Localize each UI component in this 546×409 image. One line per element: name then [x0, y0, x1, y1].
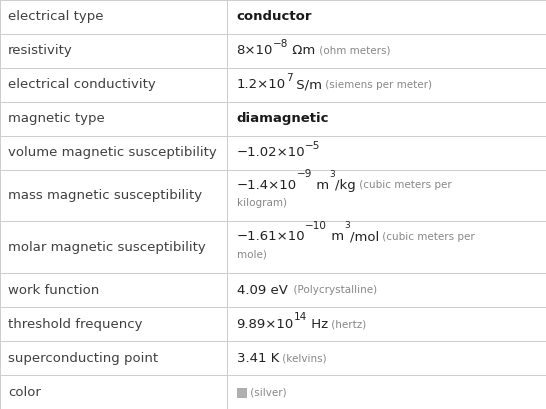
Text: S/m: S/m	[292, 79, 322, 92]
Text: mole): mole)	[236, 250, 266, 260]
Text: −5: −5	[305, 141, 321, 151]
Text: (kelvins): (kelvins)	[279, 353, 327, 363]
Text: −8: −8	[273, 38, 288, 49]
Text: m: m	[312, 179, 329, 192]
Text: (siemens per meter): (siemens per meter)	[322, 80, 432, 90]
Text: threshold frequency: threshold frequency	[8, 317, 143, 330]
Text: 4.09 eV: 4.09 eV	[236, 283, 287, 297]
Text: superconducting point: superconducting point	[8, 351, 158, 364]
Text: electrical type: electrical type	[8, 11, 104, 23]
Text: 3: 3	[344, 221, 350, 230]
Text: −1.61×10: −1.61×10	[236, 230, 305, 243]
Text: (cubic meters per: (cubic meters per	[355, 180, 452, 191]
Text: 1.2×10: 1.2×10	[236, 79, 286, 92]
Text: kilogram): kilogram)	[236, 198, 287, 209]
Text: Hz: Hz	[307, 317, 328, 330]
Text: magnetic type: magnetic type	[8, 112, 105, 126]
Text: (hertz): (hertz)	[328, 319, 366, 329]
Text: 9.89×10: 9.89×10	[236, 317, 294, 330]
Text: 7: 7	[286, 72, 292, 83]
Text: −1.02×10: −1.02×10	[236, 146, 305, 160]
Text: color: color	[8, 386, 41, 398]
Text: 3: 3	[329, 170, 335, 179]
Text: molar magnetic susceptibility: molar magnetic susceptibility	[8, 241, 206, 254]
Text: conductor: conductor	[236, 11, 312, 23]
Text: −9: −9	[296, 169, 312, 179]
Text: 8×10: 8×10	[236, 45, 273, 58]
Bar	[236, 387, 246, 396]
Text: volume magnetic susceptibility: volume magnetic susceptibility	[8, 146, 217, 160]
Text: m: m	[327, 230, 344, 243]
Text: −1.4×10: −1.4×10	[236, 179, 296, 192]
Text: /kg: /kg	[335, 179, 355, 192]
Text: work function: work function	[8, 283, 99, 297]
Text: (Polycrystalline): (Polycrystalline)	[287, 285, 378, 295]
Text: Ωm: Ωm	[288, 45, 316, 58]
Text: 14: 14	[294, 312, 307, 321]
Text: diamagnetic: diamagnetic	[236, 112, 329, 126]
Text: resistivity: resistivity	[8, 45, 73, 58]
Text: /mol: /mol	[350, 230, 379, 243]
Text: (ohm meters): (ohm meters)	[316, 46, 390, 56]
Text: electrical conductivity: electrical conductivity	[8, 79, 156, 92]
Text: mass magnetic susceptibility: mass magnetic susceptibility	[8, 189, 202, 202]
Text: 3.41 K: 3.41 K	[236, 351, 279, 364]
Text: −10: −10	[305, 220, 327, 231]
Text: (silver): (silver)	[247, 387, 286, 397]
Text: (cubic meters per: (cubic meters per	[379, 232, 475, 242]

::::::

● **DIRECTIONS**
Can you write out all the records again with each "magnetic susceptibility" swapped for "magnetic sensitivity", changing nothing else and leaving out the pictures?

● **EXERCISE SOLUTION**
Localize each UI component in this 546×409 image. One line per element: name then [x0, y0, x1, y1].
Text: S/m: S/m	[292, 79, 322, 92]
Text: mole): mole)	[236, 250, 266, 260]
Text: −5: −5	[305, 141, 321, 151]
Text: (kelvins): (kelvins)	[279, 353, 327, 363]
Text: −8: −8	[273, 38, 288, 49]
Text: m: m	[312, 179, 329, 192]
Text: (siemens per meter): (siemens per meter)	[322, 80, 432, 90]
Text: threshold frequency: threshold frequency	[8, 317, 143, 330]
Text: 4.09 eV: 4.09 eV	[236, 283, 287, 297]
Text: superconducting point: superconducting point	[8, 351, 158, 364]
Text: electrical type: electrical type	[8, 11, 104, 23]
Text: 3: 3	[344, 221, 350, 230]
Text: −1.61×10: −1.61×10	[236, 230, 305, 243]
Text: (cubic meters per: (cubic meters per	[355, 180, 452, 191]
Text: 1.2×10: 1.2×10	[236, 79, 286, 92]
Text: kilogram): kilogram)	[236, 198, 287, 209]
Text: Hz: Hz	[307, 317, 328, 330]
Text: magnetic type: magnetic type	[8, 112, 105, 126]
Text: (hertz): (hertz)	[328, 319, 366, 329]
Text: 9.89×10: 9.89×10	[236, 317, 294, 330]
Text: 7: 7	[286, 72, 292, 83]
Text: −1.02×10: −1.02×10	[236, 146, 305, 160]
Text: color: color	[8, 386, 41, 398]
Text: 3: 3	[329, 170, 335, 179]
Text: molar magnetic sensitivity: molar magnetic sensitivity	[8, 241, 206, 254]
Text: conductor: conductor	[236, 11, 312, 23]
Text: −9: −9	[296, 169, 312, 179]
Text: 8×10: 8×10	[236, 45, 273, 58]
Bar	[236, 387, 246, 396]
Text: volume magnetic sensitivity: volume magnetic sensitivity	[8, 146, 217, 160]
Text: m: m	[327, 230, 344, 243]
Text: −1.4×10: −1.4×10	[236, 179, 296, 192]
Text: /kg: /kg	[335, 179, 355, 192]
Text: work function: work function	[8, 283, 99, 297]
Text: (Polycrystalline): (Polycrystalline)	[287, 285, 378, 295]
Text: Ωm: Ωm	[288, 45, 316, 58]
Text: 14: 14	[294, 312, 307, 321]
Text: diamagnetic: diamagnetic	[236, 112, 329, 126]
Text: resistivity: resistivity	[8, 45, 73, 58]
Text: /mol: /mol	[350, 230, 379, 243]
Text: (ohm meters): (ohm meters)	[316, 46, 390, 56]
Text: electrical conductivity: electrical conductivity	[8, 79, 156, 92]
Text: mass magnetic sensitivity: mass magnetic sensitivity	[8, 189, 202, 202]
Text: 3.41 K: 3.41 K	[236, 351, 279, 364]
Text: −10: −10	[305, 220, 327, 231]
Text: (silver): (silver)	[247, 387, 286, 397]
Text: (cubic meters per: (cubic meters per	[379, 232, 475, 242]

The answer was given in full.